(Raw records)
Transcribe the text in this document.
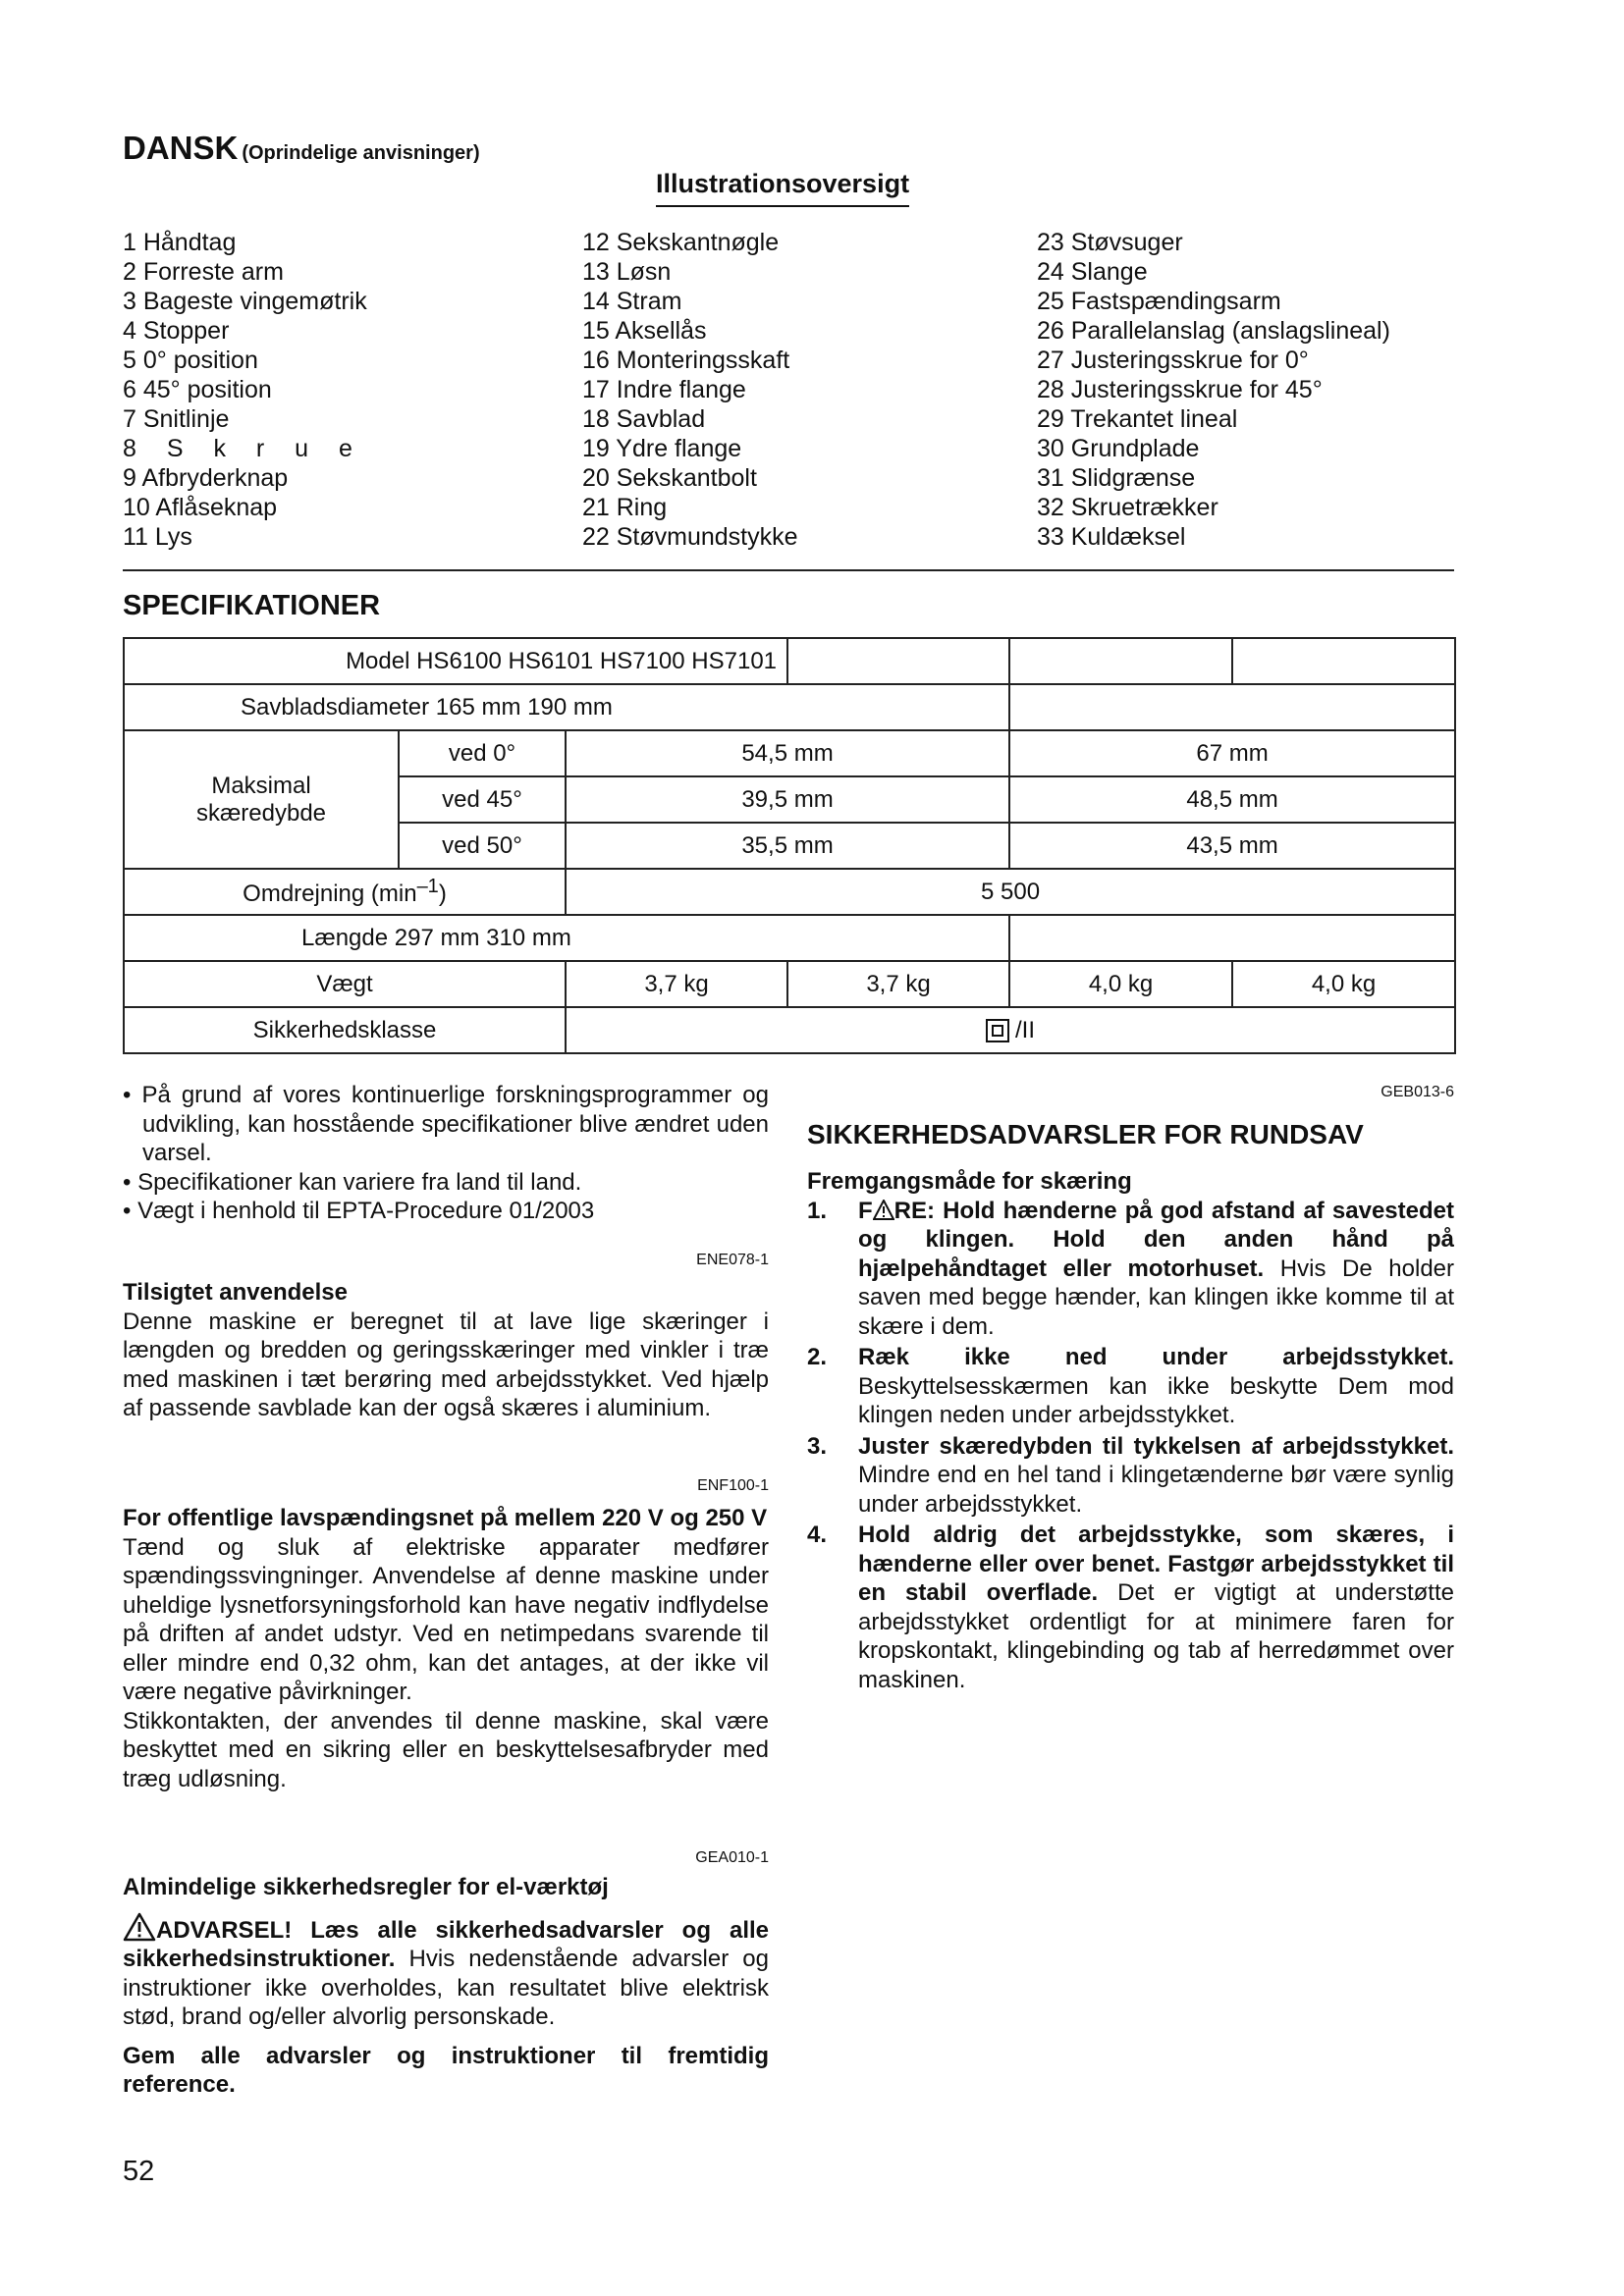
DANSK (Oprindelige anvisninger)
Illustrationsoversigt
1 Håndtag
2 Forreste arm
3 Bageste vingemøtrik
4 Stopper
5 0° position
6 45° position
7 Snitlinje
8 S k r u e
9 Afbryderknap
10 Aflåseknap
11 Lys
12 Sekskantnøgle
13 Løsn
14 Stram
15 Aksellås
16 Monteringsskaft
17 Indre flange
18 Savblad
19 Ydre flange
20 Sekskantbolt
21 Ring
22 Støvmundstykke
23 Støvsuger
24 Slange
25 Fastspændingsarm
26 Parallelanslag (anslagslineal)
27 Justeringsskrue for 0°
28 Justeringsskrue for 45°
29 Trekantet lineal
30 Grundplade
31 Slidgrænse
32 Skruetrækker
33 Kuldæksel
SPECIFIKATIONER
Model HS6100 HS6101 HS7100 HS7101					
Savbladsdiameter 165 mm 190 mm					
Maksimal skæredybde	ved 0°	54,5 mm		67 mm	
	ved 45°	39,5 mm		48,5 mm	
	ved 50°	35,5 mm		43,5 mm	
Omdrejning $(\min^{-1})$		5 500			
Længde 297 mm 310 mm					
Vægt		3,7 kg	3,7 kg	4,0 kg	4,0 kg
Sikkerhedsklasse		/II			
• På grund af vores kontinuerlige forskningsprogrammer og udvikling, kan hosstående specifikationer blive ændret uden varsel.
• Specifikationer kan variere fra land til land.
• Vægt i henhold til EPTA-Procedure 01/2003
ENE078-1
Tilsigtet anvendelse
Denne maskine er beregnet til at lave lige skæringer i længden og bredden og geringsskæringer med vinkler i træ med maskinen i tæt berøring med arbejdsstykket. Ved hjælp af passende savblade kan der også skæres i aluminium.
ENF100-1
For offentlige lavspændingsnet på mellem 220 V og 250 V
Tænd og sluk af elektriske apparater medfører spændingssvingninger. Anvendelse af denne maskine under uheldige lysnetforsyningsforhold kan have negativ indflydelse på driften af andet udstyr. Ved en netimpedans svarende til eller mindre end 0,32 ohm, kan det antages, at der ikke vil være negative påvirkninger.
Stikkontakten, der anvendes til denne maskine, skal være beskyttet med en sikring eller en beskyttelsesafbryder med træg udløsning.
GEA010-1
Almindelige sikkerhedsregler for el-værktøj
ADVARSEL! Læs alle sikkerhedsadvarsler og alle sikkerhedsinstruktioner. Hvis nedenstående advarsler og instruktioner ikke overholdes, kan resultatet blive elektrisk stød, brand og/eller alvorlig personskade.
Gem alle advarsler og instruktioner til fremtidig reference.
GEB013-6
SIKKERHEDSADVARSLER FOR RUNDSAV
Fremgangsmåde for skæring
1. F RE: Hold hænderne på god afstand af savestedet og klingen. Hold den anden hånd på hjælpehåndtaget eller motorhuset. Hvis De holder saven med begge hænder, kan klingen ikke komme til at skære i dem.
2. Ræk ikke ned under arbejdsstykket. Beskyttelsesskærmen kan ikke beskytte Dem mod klingen neden under arbejdsstykket.
3. Juster skæredybden til tykkelsen af arbejdsstykket. Mindre end en hel tand i klingetænderne bør være synlig under arbejdsstykket.
4. Hold aldrig det arbejdsstykke, som skæres, i hænderne eller over benet. Fastgør arbejdsstykket til en stabil overflade. Det er vigtigt at understøtte arbejdsstykket ordentligt for at minimere faren for kropskontakt, klingebinding og tab af herredømmet over maskinen.
52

#### Given request:
Reproduce every entry word for word, but omit the pictures.

#### Correct result:
Transcribe the text in this document.
DANSK (Oprindelige anvisninger)
Illustrationsoversigt
1 Håndtag
2 Forreste arm
3 Bageste vingemøtrik
4 Stopper
5 0° position
6 45° position
7 Snitlinje
8 S k r u e
9 Afbryderknap
10 Aflåseknap
11 Lys
12 Sekskantnøgle
13 Løsn
14 Stram
15 Aksellås
16 Monteringsskaft
17 Indre flange
18 Savblad
19 Ydre flange
20 Sekskantbolt
21 Ring
22 Støvmundstykke
23 Støvsuger
24 Slange
25 Fastspændingsarm
26 Parallelanslag (anslagslineal)
27 Justeringsskrue for 0°
28 Justeringsskrue for 45°
29 Trekantet lineal
30 Grundplade
31 Slidgrænse
32 Skruetrækker
33 Kuldæksel
SPECIFIKATIONER
Model HS6100 HS6101 HS7100 HS7101					
Savbladsdiameter 165 mm 190 mm					
Maksimal skæredybde	ved 0°	54,5 mm		67 mm	
	ved 45°	39,5 mm		48,5 mm	
	ved 50°	35,5 mm		43,5 mm	
Omdrejning $(\min^{-1})$		5 500			
Længde 297 mm 310 mm					
Vægt		3,7 kg	3,7 kg	4,0 kg	4,0 kg
Sikkerhedsklasse		/II			
• På grund af vores kontinuerlige forskningsprogrammer og udvikling, kan hosstående specifikationer blive ændret uden varsel.
• Specifikationer kan variere fra land til land.
• Vægt i henhold til EPTA-Procedure 01/2003
ENE078-1
Tilsigtet anvendelse
Denne maskine er beregnet til at lave lige skæringer i længden og bredden og geringsskæringer med vinkler i træ med maskinen i tæt berøring med arbejdsstykket. Ved hjælp af passende savblade kan der også skæres i aluminium.
ENF100-1
For offentlige lavspændingsnet på mellem 220 V og 250 V
Tænd og sluk af elektriske apparater medfører spændingssvingninger. Anvendelse af denne maskine under uheldige lysnetforsyningsforhold kan have negativ indflydelse på driften af andet udstyr. Ved en netimpedans svarende til eller mindre end 0,32 ohm, kan det antages, at der ikke vil være negative påvirkninger.
Stikkontakten, der anvendes til denne maskine, skal være beskyttet med en sikring eller en beskyttelsesafbryder med træg udløsning.
GEA010-1
Almindelige sikkerhedsregler for el-værktøj
ADVARSEL! Læs alle sikkerhedsadvarsler og alle sikkerhedsinstruktioner. Hvis nedenstående advarsler og instruktioner ikke overholdes, kan resultatet blive elektrisk stød, brand og/eller alvorlig personskade.
Gem alle advarsler og instruktioner til fremtidig reference.
GEB013-6
SIKKERHEDSADVARSLER FOR RUNDSAV
Fremgangsmåde for skæring
1. F RE: Hold hænderne på god afstand af savestedet og klingen. Hold den anden hånd på hjælpehåndtaget eller motorhuset. Hvis De holder saven med begge hænder, kan klingen ikke komme til at skære i dem.
2. Ræk ikke ned under arbejdsstykket. Beskyttelsesskærmen kan ikke beskytte Dem mod klingen neden under arbejdsstykket.
3. Juster skæredybden til tykkelsen af arbejdsstykket. Mindre end en hel tand i klingetænderne bør være synlig under arbejdsstykket.
4. Hold aldrig det arbejdsstykke, som skæres, i hænderne eller over benet. Fastgør arbejdsstykket til en stabil overflade. Det er vigtigt at understøtte arbejdsstykket ordentligt for at minimere faren for kropskontakt, klingebinding og tab af herredømmet over maskinen.
52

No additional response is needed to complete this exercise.